*What you have to do:* For each line of the data below that holds "based", copy the line.

[Start Supplied material]

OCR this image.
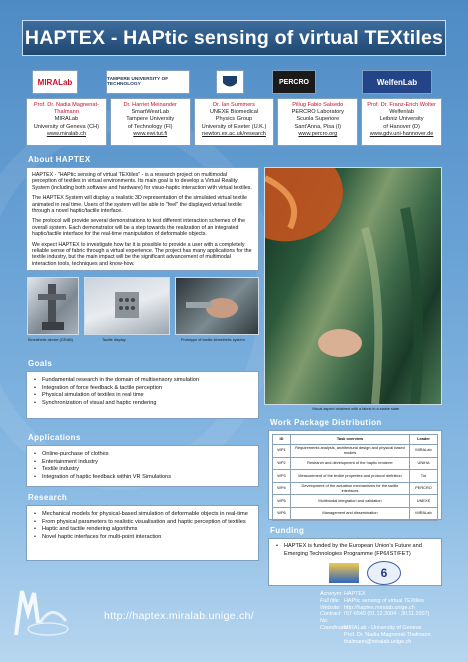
HAPTEX - HAPtic sensing of virtual TEXtiles
MIRALab	TAMPERE UNIVERSITY OF TECHNOLOGY	PERCRO	WelfenLab
Prof. Dr. Nadia Magnenat-Thalmann
MIRALab
University of Geneva (CH)
www.miralab.ch
Dr. Harriet Meinander
SmartWearLab
Tampere University
of Technology (FI)
www.ewi.tut.fi
Dr. Ian Summers
UNEXE Biomedical
Physics Group
University of Exeter (U.K.)
newton.ex.ac.uk/research
Pillug Fabio Salsedo
PERCRO Laboratory
Scuola Superiore
Sant'Anna, Pisa (I)
www.percro.org
Prof. Dr. Franz-Erich Wolter
Welfenlab
Leibniz University
of Hanover (D)
www.gdv.uni-hannover.de
About HAPTEX

HAPTEX - "HAPtic sensing of virtual TEXtiles" - is a research project on multimodal perception of textiles in virtual environments. Its main goal is to develop a Virtual Reality System (including both software and hardware) for visuo-haptic interaction with virtual textiles.

The HAPTEX System will display a realistic 3D representation of the simulated virtual textile animated in real time. Users of the system will be able to "feel" the displayed virtual textile through a novel haptic/tactile interface.

The protocol will provide several demonstrations to test different interaction schemes of the overall system. Each demonstrator will be a step towards the realization of an integrated haptic/tactile interface for the real-time manipulation of deformable objects.

We expect HAPTEX to investigate how far it is possible to provide a user with a completely reliable sense of fabric through a virtual experience. The project has many applications for the textile industry, but the main impact will be the significant advancement of multimodal interaction tools, techniques and know-how.

Kinesthetic device (GRAB)	Tactile display	Prototype of tactile-kinesthetic system
Visual aspect obtained with a fabric in a stable state
Goals
• Fundamental research in the domain of multisensory simulation
• Integration of force feedback & tactile perception
• Physical simulation of textiles in real time
• Synchronization of visual and haptic rendering
Applications
• Online-purchase of clothes
• Entertainment industry
• Textile industry
• Integration of haptic feedback within VR Simulations
Research
• Mechanical models for physical-based simulation of deformable objects in real-time
• From physical parameters to realistic visualisation and haptic perception of textiles
• Haptic and tactile rendering algorithms
• Novel haptic interfaces for multi-point interaction
Work Package Distribution
ID	Task overview	Leader
WP1	Requirements analysis, architectural design and physical based models	MIRALab
WP2	Research and development of the haptic renderer	UNIHA
WP3	Measurement of the textile properties and protocol definition	Tut
WP4	Development of the actuation mechanisms for the tactile interfaces	PERCRO
WP5	Multimodal integration and validation	UNEXE
WP6	Management and dissemination	MIRALab
Funding
• HAPTEX is funded by the European Union's Future and Emerging Technologies Programme (FP6/IST/FET)
6
http://haptex.miralab.unige.ch/
Acronym: HAPTEX
Full title: HAPtic sensing of virtual TEXtiles
Website: http://haptex.miralab.unige.ch
Contract No:
IST-6549 (01.12.2004 - 30.11.2007)
Coordinator:
MIRALab - University of Geneva
Prof. Dr. Nadia Magnenat-Thalmann
thalmann@miralab.unige.ch
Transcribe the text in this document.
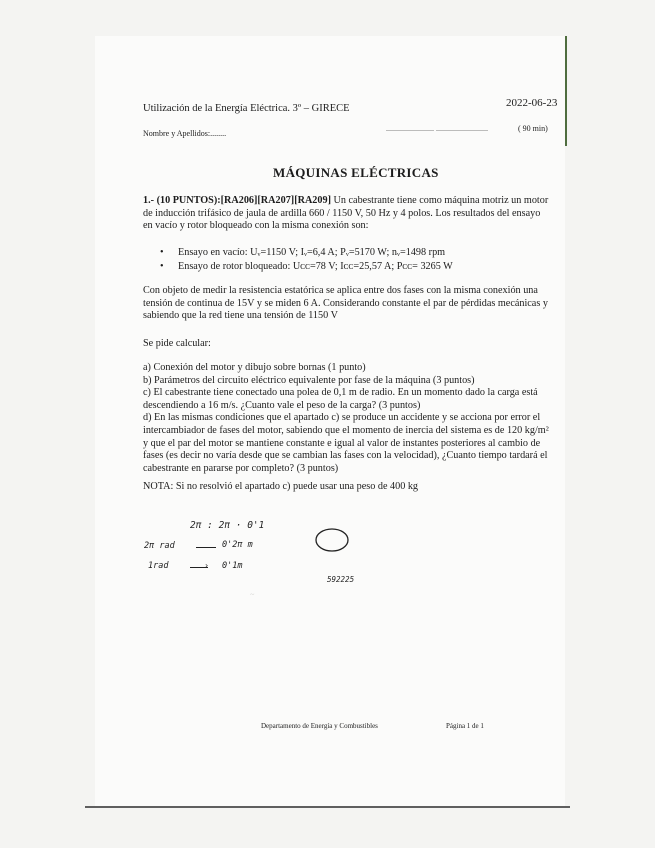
Utilización de la Energía Eléctrica. 3º – GIRECE	2022-06-23
Nombre y Apellidos:........
........................ ..........................	( 90 min)
MÁQUINAS ELÉCTRICAS
1.- (10 PUNTOS):[RA206][RA207][RA209] Un cabestrante tiene como máquina motriz un motor
de inducción trifásico de jaula de ardilla 660 / 1150 V, 50 Hz y 4 polos. Los resultados del ensayo
en vacío y rotor bloqueado con la misma conexión son:
• Ensayo en vacío: Uᵥ=1150 V; Iᵥ=6,4 A; Pᵥ=5170 W; nᵥ=1498 rpm
• Ensayo de rotor bloqueado: Uᴄᴄ=78 V; Iᴄᴄ=25,57 A; Pᴄᴄ= 3265 W
Con objeto de medir la resistencia estatórica se aplica entre dos fases con la misma conexión una
tensión de continua de 15V y se miden 6 A. Considerando constante el par de pérdidas mecánicas y
sabiendo que la red tiene una tensión de 1150 V
Se pide calcular:
a) Conexión del motor y dibujo sobre bornas (1 punto)
b) Parámetros del circuito eléctrico equivalente por fase de la máquina (3 puntos)
c) El cabestrante tiene conectado una polea de 0,1 m de radio. En un momento dado la carga está
descendiendo a 16 m/s. ¿Cuanto vale el peso de la carga? (3 puntos)
d) En las mismas condiciones que el apartado c) se produce un accidente y se acciona por error el
intercambiador de fases del motor, sabiendo que el momento de inercia del sistema es de 120 kg/m²
y que el par del motor se mantiene constante e igual al valor de instantes posteriores al cambio de
fases (es decir no varía desde que se cambian las fases con la velocidad), ¿Cuanto tiempo tardará el
cabestrante en pararse por completo? (3 puntos)
NOTA: Si no resolvió el apartado c) puede usar una peso de 400 kg
~
2π : 2π · 0'1
2π rad	0'2π m
1rad	› 0'1m
592225
Departamento de Energía y Combustibles	Página 1 de 1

[End Supplied material]

*The output:*
• Mechanical models for physical-based simulation of deformable objects in real-time
WP1	Requirements analysis, architectural design and physical based models	MIRALab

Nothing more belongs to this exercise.